# Stored data start
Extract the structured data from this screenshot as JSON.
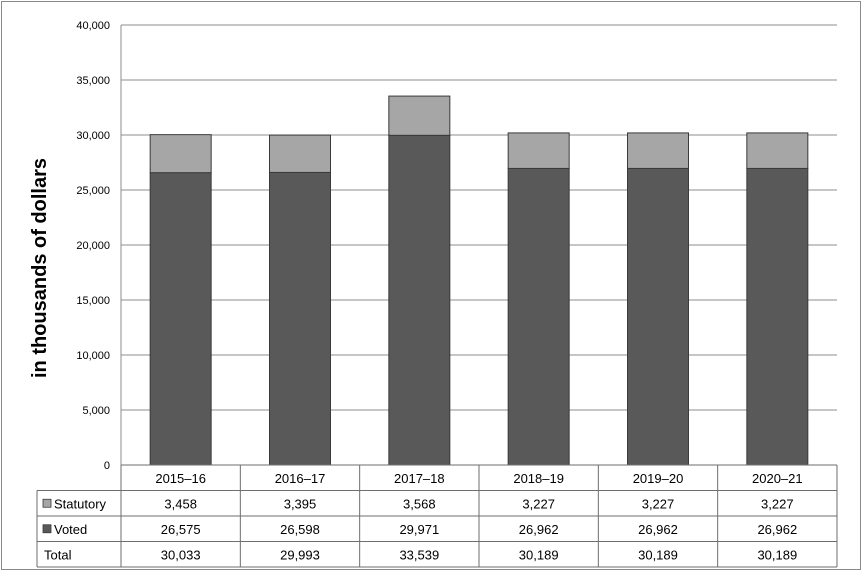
{
  "chart_data": {
    "type": "bar",
    "stacked": true,
    "categories": [
      "2015–16",
      "2016–17",
      "2017–18",
      "2018–19",
      "2019–20",
      "2020–21"
    ],
    "series": [
      {
        "name": "Statutory",
        "values": [
          3458,
          3395,
          3568,
          3227,
          3227,
          3227
        ],
        "color": "#a6a6a6"
      },
      {
        "name": "Voted",
        "values": [
          26575,
          26598,
          29971,
          26962,
          26962,
          26962
        ],
        "color": "#595959"
      }
    ],
    "totals": {
      "name": "Total",
      "values": [
        30033,
        29993,
        33539,
        30189,
        30189,
        30189
      ]
    },
    "table_text": {
      "Statutory": [
        "3,458",
        "3,395",
        "3,568",
        "3,227",
        "3,227",
        "3,227"
      ],
      "Voted": [
        "26,575",
        "26,598",
        "29,971",
        "26,962",
        "26,962",
        "26,962"
      ],
      "Total": [
        "30,033",
        "29,993",
        "33,539",
        "30,189",
        "30,189",
        "30,189"
      ]
    },
    "ylabel": "in thousands of dollars",
    "ylim": [
      0,
      40000
    ],
    "yticks": [
      0,
      5000,
      10000,
      15000,
      20000,
      25000,
      30000,
      35000,
      40000
    ],
    "ytick_labels": [
      "0",
      "5,000",
      "10,000",
      "15,000",
      "20,000",
      "25,000",
      "30,000",
      "35,000",
      "40,000"
    ],
    "grid": true,
    "legend": "data-table-left"
  }
}
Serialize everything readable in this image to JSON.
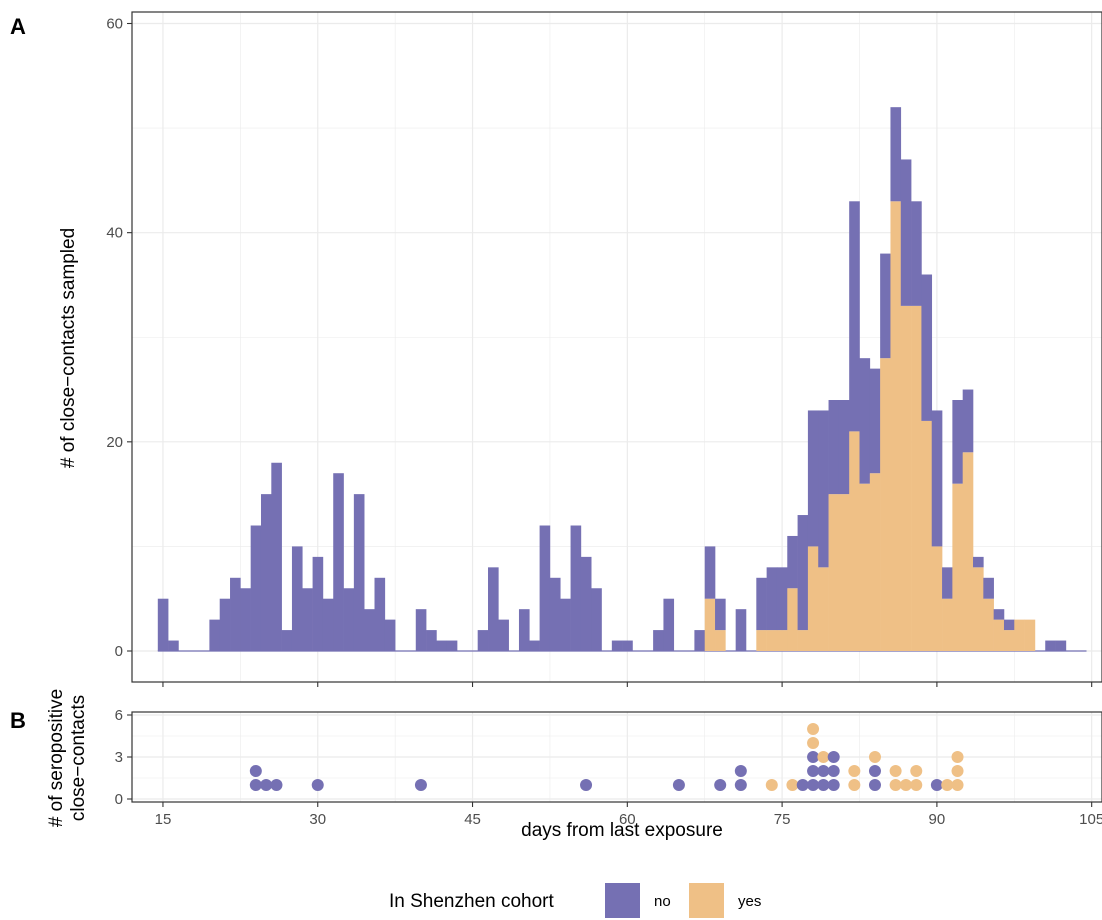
{
  "colors": {
    "no": "#7570b3",
    "yes": "#efc086",
    "grid": "#ebebeb",
    "panel_border": "#333333"
  },
  "panels": {
    "a_label": "A",
    "b_label": "B"
  },
  "chart_data": [
    {
      "panel": "A",
      "type": "bar",
      "stacked": true,
      "xlabel": "days from last exposure",
      "ylabel": "# of close−contacts sampled",
      "xlim": [
        12,
        106
      ],
      "ylim": [
        0,
        60
      ],
      "xticks": [
        15,
        30,
        45,
        60,
        75,
        90,
        105
      ],
      "yticks": [
        0,
        20,
        40,
        60
      ],
      "x": [
        15,
        16,
        17,
        18,
        19,
        20,
        21,
        22,
        23,
        24,
        25,
        26,
        27,
        28,
        29,
        30,
        31,
        32,
        33,
        34,
        35,
        36,
        37,
        38,
        39,
        40,
        41,
        42,
        43,
        44,
        45,
        46,
        47,
        48,
        49,
        50,
        51,
        52,
        53,
        54,
        55,
        56,
        57,
        58,
        59,
        60,
        61,
        62,
        63,
        64,
        65,
        66,
        67,
        68,
        69,
        70,
        71,
        72,
        73,
        74,
        75,
        76,
        77,
        78,
        79,
        80,
        81,
        82,
        83,
        84,
        85,
        86,
        87,
        88,
        89,
        90,
        91,
        92,
        93,
        94,
        95,
        96,
        97,
        98,
        99,
        100,
        101,
        102,
        103,
        104
      ],
      "series": [
        {
          "name": "no",
          "values": [
            5,
            1,
            0,
            0,
            0,
            3,
            5,
            7,
            6,
            12,
            15,
            18,
            2,
            10,
            6,
            9,
            5,
            17,
            6,
            15,
            4,
            7,
            3,
            0,
            0,
            4,
            2,
            1,
            1,
            0,
            0,
            2,
            8,
            3,
            0,
            4,
            1,
            12,
            7,
            5,
            12,
            9,
            6,
            0,
            1,
            1,
            0,
            0,
            2,
            5,
            0,
            0,
            2,
            5,
            3,
            0,
            4,
            0,
            5,
            6,
            6,
            5,
            11,
            13,
            15,
            9,
            9,
            22,
            12,
            10,
            10,
            9,
            14,
            10,
            14,
            13,
            3,
            8,
            6,
            1,
            2,
            1,
            1,
            0,
            0,
            0,
            1,
            1,
            0,
            0
          ]
        },
        {
          "name": "yes",
          "values": [
            0,
            0,
            0,
            0,
            0,
            0,
            0,
            0,
            0,
            0,
            0,
            0,
            0,
            0,
            0,
            0,
            0,
            0,
            0,
            0,
            0,
            0,
            0,
            0,
            0,
            0,
            0,
            0,
            0,
            0,
            0,
            0,
            0,
            0,
            0,
            0,
            0,
            0,
            0,
            0,
            0,
            0,
            0,
            0,
            0,
            0,
            0,
            0,
            0,
            0,
            0,
            0,
            0,
            5,
            2,
            0,
            0,
            0,
            2,
            2,
            2,
            6,
            2,
            10,
            8,
            15,
            15,
            21,
            16,
            17,
            28,
            43,
            33,
            33,
            22,
            10,
            5,
            16,
            19,
            8,
            5,
            3,
            2,
            3,
            3,
            0,
            0,
            0,
            0,
            0
          ]
        }
      ]
    },
    {
      "panel": "B",
      "type": "scatter",
      "ylabel": "# of seropositive close−contacts",
      "ylabel_lines": [
        "# of seropositive",
        "close−contacts"
      ],
      "xlim": [
        12,
        106
      ],
      "ylim": [
        -0.5,
        7
      ],
      "yticks": [
        0,
        3,
        6
      ],
      "points": [
        {
          "x": 24,
          "y": 1,
          "group": "no"
        },
        {
          "x": 24,
          "y": 2,
          "group": "no"
        },
        {
          "x": 25,
          "y": 1,
          "group": "no"
        },
        {
          "x": 26,
          "y": 1,
          "group": "no"
        },
        {
          "x": 30,
          "y": 1,
          "group": "no"
        },
        {
          "x": 40,
          "y": 1,
          "group": "no"
        },
        {
          "x": 56,
          "y": 1,
          "group": "no"
        },
        {
          "x": 65,
          "y": 1,
          "group": "no"
        },
        {
          "x": 69,
          "y": 1,
          "group": "no"
        },
        {
          "x": 71,
          "y": 1,
          "group": "no"
        },
        {
          "x": 71,
          "y": 2,
          "group": "no"
        },
        {
          "x": 74,
          "y": 1,
          "group": "yes"
        },
        {
          "x": 76,
          "y": 1,
          "group": "yes"
        },
        {
          "x": 77,
          "y": 1,
          "group": "no"
        },
        {
          "x": 78,
          "y": 1,
          "group": "no"
        },
        {
          "x": 78,
          "y": 2,
          "group": "no"
        },
        {
          "x": 78,
          "y": 3,
          "group": "no"
        },
        {
          "x": 78,
          "y": 4,
          "group": "yes"
        },
        {
          "x": 78,
          "y": 5,
          "group": "yes"
        },
        {
          "x": 79,
          "y": 1,
          "group": "no"
        },
        {
          "x": 79,
          "y": 2,
          "group": "no"
        },
        {
          "x": 79,
          "y": 3,
          "group": "yes"
        },
        {
          "x": 80,
          "y": 1,
          "group": "no"
        },
        {
          "x": 80,
          "y": 2,
          "group": "no"
        },
        {
          "x": 80,
          "y": 3,
          "group": "no"
        },
        {
          "x": 82,
          "y": 1,
          "group": "yes"
        },
        {
          "x": 82,
          "y": 2,
          "group": "yes"
        },
        {
          "x": 84,
          "y": 1,
          "group": "no"
        },
        {
          "x": 84,
          "y": 2,
          "group": "no"
        },
        {
          "x": 84,
          "y": 3,
          "group": "yes"
        },
        {
          "x": 86,
          "y": 1,
          "group": "yes"
        },
        {
          "x": 86,
          "y": 2,
          "group": "yes"
        },
        {
          "x": 87,
          "y": 1,
          "group": "yes"
        },
        {
          "x": 88,
          "y": 1,
          "group": "yes"
        },
        {
          "x": 88,
          "y": 2,
          "group": "yes"
        },
        {
          "x": 90,
          "y": 1,
          "group": "no"
        },
        {
          "x": 91,
          "y": 1,
          "group": "yes"
        },
        {
          "x": 92,
          "y": 1,
          "group": "yes"
        },
        {
          "x": 92,
          "y": 2,
          "group": "yes"
        },
        {
          "x": 92,
          "y": 3,
          "group": "yes"
        }
      ]
    }
  ],
  "legend": {
    "title": "In Shenzhen cohort",
    "placement": "bottom",
    "items": [
      {
        "label": "no",
        "color": "#7570b3"
      },
      {
        "label": "yes",
        "color": "#efc086"
      }
    ]
  }
}
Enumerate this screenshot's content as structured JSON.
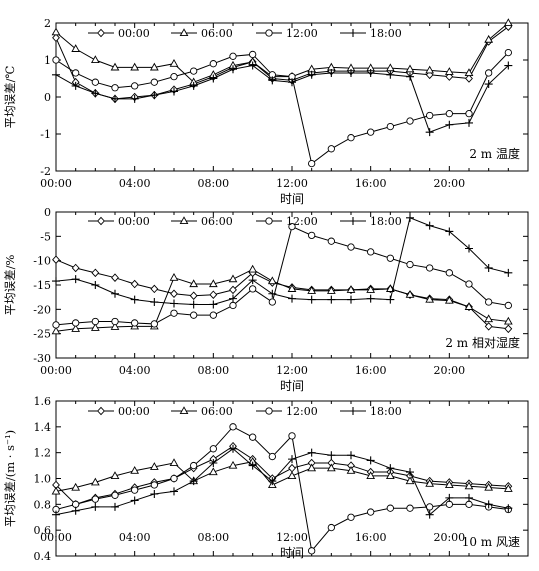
# Stored data end
Go through the records above, find every line with the word "structured", and list those lines.

Extract the structured data from this screenshot as JSON.
Enumerate this screenshot's content as structured JSON.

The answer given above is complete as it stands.